▸ **Written problem**
Out of the lines in this data, how many include "index"? Give the number and nothing else.

____________________

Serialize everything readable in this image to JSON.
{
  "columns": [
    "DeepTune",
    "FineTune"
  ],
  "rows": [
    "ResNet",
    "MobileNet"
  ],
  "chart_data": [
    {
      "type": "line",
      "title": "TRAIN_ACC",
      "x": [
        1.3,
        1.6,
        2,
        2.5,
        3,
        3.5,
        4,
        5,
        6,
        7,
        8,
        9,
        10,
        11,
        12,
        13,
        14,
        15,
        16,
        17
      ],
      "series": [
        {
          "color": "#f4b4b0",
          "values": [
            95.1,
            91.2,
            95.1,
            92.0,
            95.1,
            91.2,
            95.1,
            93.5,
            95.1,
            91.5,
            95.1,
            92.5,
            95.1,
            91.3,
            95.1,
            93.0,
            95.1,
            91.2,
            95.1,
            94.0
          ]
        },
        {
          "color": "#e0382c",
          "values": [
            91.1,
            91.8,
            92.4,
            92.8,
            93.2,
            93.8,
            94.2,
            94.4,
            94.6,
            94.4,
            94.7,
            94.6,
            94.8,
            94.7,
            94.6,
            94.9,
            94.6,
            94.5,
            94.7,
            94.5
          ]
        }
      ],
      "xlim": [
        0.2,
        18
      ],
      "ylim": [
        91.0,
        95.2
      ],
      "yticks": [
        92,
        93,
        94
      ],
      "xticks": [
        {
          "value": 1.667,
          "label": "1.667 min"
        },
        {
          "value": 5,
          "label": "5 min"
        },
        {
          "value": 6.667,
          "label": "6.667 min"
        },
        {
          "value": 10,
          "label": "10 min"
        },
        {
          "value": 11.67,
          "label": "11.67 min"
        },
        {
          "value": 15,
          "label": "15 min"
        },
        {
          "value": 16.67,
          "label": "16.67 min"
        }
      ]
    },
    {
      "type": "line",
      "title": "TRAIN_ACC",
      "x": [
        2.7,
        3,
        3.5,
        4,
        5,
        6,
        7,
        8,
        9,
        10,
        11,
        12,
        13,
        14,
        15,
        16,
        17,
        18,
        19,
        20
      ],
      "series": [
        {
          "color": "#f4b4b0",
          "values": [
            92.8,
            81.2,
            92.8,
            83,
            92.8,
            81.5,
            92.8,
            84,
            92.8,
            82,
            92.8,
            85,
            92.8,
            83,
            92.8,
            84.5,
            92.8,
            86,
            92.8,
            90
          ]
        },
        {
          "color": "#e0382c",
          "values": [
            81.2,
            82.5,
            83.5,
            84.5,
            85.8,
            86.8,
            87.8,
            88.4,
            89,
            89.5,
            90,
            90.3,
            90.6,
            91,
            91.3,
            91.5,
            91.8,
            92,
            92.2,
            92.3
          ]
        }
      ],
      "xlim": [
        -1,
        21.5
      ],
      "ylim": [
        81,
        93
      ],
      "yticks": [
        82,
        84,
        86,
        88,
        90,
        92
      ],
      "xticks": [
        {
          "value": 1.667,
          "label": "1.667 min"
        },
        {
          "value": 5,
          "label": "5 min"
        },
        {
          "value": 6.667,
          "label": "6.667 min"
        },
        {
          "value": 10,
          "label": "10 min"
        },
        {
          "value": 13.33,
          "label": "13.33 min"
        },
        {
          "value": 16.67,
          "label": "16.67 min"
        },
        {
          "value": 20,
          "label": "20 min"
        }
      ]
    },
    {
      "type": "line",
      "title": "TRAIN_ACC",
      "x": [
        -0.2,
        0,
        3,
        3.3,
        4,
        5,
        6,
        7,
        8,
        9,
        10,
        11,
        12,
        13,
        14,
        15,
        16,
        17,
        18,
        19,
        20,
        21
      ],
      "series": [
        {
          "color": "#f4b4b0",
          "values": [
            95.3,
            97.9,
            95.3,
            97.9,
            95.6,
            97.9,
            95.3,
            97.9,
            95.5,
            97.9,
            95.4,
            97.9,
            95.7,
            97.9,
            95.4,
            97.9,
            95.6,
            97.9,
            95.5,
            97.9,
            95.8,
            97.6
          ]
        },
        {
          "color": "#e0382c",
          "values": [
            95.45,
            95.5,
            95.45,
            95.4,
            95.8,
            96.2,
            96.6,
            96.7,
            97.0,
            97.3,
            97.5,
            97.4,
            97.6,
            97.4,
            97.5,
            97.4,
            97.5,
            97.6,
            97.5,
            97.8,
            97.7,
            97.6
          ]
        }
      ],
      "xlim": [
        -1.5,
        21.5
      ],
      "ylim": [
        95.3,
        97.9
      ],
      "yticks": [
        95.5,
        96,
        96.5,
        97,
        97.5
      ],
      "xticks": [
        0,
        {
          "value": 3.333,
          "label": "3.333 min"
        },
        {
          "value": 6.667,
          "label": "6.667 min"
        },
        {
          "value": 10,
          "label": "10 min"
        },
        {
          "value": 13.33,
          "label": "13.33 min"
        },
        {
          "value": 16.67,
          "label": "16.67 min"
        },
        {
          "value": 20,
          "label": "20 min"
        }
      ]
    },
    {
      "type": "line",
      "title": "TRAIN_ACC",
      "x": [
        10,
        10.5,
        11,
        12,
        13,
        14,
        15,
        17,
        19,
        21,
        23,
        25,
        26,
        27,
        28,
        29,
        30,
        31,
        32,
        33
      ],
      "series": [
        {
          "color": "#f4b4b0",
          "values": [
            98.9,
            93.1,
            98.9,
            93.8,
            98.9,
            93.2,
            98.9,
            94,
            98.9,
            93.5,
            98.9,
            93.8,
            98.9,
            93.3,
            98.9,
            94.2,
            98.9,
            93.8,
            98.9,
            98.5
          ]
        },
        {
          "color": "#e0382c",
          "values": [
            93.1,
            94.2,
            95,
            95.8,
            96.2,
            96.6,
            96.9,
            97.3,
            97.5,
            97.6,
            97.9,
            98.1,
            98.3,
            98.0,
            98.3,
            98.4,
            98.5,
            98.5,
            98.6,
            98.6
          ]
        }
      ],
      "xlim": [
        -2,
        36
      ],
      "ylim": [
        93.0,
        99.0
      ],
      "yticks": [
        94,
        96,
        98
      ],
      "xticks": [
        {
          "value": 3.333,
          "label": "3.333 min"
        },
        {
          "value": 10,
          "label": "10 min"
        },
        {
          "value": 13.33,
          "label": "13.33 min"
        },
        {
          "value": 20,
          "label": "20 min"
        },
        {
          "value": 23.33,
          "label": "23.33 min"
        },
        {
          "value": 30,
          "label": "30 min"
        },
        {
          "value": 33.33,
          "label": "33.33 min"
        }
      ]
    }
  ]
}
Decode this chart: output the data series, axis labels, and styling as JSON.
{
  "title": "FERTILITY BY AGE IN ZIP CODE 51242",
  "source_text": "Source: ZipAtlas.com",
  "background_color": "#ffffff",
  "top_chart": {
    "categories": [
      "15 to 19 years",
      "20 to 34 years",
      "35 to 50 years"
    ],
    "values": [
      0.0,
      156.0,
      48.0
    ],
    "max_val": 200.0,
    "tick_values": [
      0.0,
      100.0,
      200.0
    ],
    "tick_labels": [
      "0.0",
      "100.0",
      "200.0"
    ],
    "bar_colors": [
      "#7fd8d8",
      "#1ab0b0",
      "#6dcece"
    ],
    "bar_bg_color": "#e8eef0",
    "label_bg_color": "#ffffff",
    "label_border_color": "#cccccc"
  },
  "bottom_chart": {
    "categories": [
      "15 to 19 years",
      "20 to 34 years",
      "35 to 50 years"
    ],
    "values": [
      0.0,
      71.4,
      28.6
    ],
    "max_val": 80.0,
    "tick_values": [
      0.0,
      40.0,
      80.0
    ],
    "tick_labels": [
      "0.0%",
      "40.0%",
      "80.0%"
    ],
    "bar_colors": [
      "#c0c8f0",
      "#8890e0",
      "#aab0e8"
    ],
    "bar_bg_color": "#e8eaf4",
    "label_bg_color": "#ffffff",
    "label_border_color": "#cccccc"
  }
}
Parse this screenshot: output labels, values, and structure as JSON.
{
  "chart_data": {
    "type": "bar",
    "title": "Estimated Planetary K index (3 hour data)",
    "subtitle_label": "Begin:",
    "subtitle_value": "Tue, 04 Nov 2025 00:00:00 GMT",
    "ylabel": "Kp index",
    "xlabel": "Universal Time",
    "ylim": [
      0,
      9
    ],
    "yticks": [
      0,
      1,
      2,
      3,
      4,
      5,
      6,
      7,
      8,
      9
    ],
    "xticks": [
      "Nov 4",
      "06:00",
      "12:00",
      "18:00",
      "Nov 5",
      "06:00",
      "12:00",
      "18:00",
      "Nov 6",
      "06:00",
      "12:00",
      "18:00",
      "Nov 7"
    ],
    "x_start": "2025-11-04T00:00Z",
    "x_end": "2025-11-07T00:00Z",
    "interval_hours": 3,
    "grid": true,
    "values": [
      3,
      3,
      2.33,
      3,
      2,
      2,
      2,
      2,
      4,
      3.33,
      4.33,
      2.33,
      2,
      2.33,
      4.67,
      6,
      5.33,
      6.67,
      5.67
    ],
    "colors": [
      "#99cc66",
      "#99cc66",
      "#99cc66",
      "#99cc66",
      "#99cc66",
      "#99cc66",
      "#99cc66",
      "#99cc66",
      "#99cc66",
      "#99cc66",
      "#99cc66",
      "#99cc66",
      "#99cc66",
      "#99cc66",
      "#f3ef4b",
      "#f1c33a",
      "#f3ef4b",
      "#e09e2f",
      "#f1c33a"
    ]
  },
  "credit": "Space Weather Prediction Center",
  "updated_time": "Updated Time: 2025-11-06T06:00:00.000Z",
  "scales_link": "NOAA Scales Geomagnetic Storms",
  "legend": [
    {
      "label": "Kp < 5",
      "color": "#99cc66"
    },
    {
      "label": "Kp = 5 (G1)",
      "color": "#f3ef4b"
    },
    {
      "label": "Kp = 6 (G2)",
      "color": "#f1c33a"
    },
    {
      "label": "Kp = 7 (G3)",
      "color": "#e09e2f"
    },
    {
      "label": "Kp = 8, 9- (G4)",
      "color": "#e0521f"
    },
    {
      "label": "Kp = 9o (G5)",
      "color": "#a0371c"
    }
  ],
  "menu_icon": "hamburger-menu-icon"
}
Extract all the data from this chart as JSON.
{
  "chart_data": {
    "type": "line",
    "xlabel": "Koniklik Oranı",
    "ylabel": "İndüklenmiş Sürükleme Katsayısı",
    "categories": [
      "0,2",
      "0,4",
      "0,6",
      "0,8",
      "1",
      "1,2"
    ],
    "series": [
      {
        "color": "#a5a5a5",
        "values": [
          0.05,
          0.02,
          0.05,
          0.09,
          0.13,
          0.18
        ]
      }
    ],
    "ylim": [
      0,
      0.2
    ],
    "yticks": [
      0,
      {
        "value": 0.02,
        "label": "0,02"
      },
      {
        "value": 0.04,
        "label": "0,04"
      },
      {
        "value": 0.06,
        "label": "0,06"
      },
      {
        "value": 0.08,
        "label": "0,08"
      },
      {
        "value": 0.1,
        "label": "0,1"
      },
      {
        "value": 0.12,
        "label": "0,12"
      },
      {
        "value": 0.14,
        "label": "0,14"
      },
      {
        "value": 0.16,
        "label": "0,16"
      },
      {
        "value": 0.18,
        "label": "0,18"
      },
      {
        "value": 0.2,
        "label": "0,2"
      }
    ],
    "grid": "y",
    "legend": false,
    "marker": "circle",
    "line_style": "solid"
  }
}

____________________

▸ **Response to this task**
2